● DATA PROVIDED:
--- BEGIN ---
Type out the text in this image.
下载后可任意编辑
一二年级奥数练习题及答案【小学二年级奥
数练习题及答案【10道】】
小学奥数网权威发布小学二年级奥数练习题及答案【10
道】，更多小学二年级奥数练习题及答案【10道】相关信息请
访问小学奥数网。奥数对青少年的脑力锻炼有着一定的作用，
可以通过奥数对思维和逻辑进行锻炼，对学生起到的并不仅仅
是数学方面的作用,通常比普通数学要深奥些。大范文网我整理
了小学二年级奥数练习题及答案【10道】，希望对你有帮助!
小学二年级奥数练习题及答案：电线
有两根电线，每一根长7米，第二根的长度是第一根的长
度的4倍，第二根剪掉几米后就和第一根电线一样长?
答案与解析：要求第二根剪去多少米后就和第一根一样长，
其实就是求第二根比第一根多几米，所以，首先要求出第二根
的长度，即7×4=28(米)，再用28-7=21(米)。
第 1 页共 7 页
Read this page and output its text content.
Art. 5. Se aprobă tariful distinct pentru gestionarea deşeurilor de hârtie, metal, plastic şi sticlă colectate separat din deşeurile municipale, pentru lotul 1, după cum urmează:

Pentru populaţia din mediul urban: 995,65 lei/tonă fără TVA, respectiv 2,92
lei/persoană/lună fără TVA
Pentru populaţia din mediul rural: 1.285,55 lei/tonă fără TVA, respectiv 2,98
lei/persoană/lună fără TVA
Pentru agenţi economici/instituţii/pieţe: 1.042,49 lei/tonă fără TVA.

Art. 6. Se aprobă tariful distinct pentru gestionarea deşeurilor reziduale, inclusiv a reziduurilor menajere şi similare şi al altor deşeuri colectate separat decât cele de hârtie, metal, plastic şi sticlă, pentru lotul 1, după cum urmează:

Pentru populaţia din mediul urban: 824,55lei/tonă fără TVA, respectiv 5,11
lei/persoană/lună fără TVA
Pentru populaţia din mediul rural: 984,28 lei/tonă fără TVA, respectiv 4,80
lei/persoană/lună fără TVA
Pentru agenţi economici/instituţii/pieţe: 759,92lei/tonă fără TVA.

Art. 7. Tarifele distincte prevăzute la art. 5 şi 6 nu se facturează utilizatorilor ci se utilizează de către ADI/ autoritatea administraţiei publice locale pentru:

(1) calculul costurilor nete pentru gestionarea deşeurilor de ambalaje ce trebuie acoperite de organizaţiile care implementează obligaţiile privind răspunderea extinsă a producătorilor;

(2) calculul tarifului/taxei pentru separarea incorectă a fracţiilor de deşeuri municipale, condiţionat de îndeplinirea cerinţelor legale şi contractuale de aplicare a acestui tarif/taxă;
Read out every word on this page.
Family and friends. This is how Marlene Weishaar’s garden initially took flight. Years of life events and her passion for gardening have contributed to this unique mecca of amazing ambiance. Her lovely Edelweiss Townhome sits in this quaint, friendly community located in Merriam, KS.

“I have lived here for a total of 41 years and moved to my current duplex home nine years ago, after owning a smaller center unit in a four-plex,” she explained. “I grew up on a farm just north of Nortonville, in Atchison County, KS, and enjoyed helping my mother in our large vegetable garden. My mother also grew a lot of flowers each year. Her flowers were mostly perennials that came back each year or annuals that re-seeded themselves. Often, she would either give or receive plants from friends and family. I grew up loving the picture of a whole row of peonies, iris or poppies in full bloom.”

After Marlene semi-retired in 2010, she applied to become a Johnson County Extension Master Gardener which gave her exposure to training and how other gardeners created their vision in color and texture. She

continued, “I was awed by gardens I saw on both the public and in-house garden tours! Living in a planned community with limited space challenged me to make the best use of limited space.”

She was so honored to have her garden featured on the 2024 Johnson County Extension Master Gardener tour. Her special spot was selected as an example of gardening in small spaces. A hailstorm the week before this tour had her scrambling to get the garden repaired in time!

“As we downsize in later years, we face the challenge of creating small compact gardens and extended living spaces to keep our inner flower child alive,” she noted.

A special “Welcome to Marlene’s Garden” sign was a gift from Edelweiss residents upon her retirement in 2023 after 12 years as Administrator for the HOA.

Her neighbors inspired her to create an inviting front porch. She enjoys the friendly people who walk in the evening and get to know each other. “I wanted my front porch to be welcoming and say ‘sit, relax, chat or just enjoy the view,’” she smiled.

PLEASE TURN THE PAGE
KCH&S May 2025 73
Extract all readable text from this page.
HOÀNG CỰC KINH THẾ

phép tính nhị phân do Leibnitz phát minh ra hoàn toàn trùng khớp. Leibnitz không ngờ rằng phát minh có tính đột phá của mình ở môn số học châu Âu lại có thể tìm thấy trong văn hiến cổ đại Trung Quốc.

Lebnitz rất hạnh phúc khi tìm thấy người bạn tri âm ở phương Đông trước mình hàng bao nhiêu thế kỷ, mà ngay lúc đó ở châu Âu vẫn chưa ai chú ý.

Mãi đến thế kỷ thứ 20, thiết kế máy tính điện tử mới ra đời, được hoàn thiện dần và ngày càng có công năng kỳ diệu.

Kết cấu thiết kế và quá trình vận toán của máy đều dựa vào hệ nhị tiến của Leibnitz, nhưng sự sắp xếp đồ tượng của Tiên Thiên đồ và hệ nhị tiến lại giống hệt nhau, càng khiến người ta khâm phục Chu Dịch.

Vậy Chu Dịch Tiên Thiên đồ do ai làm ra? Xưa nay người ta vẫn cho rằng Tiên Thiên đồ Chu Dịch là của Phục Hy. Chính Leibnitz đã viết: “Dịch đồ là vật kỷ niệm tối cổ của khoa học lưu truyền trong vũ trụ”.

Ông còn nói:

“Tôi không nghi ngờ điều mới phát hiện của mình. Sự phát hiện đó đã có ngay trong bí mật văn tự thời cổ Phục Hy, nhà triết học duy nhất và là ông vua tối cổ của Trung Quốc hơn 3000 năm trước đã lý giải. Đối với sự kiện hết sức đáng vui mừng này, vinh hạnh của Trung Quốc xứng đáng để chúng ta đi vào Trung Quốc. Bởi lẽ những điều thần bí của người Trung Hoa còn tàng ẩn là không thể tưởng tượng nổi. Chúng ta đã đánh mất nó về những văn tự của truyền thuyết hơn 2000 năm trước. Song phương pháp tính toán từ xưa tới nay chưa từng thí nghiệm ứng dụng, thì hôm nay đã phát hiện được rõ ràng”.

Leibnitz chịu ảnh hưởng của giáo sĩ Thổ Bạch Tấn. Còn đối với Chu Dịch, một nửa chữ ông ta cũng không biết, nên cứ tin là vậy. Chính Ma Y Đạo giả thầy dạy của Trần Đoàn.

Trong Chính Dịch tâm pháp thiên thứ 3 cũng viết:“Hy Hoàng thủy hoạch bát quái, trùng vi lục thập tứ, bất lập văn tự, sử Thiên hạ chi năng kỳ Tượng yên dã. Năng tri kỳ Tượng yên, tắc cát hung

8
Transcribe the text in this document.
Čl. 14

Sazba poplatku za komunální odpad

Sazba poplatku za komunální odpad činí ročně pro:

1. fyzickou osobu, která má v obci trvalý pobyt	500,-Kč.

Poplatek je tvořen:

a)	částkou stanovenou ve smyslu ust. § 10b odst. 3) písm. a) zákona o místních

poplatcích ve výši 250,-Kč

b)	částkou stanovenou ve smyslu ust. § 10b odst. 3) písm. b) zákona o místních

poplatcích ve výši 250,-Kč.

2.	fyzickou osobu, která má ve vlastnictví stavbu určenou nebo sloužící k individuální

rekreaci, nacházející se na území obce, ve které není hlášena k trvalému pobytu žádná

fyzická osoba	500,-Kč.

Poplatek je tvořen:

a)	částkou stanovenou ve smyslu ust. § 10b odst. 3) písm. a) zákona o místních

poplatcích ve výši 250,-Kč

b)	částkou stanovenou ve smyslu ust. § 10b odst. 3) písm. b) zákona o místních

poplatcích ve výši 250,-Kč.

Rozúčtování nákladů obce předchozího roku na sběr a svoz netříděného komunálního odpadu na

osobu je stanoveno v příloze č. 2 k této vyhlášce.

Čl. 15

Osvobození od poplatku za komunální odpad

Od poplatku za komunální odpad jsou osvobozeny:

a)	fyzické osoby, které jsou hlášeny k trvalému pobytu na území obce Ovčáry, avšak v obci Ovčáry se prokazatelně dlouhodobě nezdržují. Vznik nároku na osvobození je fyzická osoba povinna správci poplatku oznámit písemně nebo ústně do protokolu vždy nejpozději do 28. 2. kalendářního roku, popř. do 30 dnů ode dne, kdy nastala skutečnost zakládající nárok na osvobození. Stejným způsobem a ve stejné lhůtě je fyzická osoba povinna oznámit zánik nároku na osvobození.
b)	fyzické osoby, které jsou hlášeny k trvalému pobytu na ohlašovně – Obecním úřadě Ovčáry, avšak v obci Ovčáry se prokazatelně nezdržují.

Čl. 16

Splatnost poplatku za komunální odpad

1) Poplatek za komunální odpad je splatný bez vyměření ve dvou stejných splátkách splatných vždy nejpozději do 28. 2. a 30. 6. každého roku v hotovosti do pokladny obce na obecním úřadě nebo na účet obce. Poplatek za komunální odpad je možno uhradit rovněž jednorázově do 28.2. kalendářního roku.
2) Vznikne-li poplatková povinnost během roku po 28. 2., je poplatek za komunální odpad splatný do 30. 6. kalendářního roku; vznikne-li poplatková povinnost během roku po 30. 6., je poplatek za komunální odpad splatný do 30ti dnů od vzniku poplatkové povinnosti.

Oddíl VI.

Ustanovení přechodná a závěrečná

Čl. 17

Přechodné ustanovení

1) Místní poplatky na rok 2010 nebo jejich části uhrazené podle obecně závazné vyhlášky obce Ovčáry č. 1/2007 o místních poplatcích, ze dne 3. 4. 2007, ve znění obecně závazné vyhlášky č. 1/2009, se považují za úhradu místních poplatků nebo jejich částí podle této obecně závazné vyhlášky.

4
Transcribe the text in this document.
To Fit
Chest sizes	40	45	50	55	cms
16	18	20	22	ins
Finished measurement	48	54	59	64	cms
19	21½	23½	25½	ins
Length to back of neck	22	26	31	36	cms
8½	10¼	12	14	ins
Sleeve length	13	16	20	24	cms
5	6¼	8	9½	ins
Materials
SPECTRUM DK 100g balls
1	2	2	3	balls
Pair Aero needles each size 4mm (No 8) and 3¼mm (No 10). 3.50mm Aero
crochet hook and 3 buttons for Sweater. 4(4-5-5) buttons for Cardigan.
--- END ---
● THE TASK: Determine the number of lines in the entries above where the string "respectiv" appears. Answer with the number alone.

● RESULT OF THIS EXERCISE: 4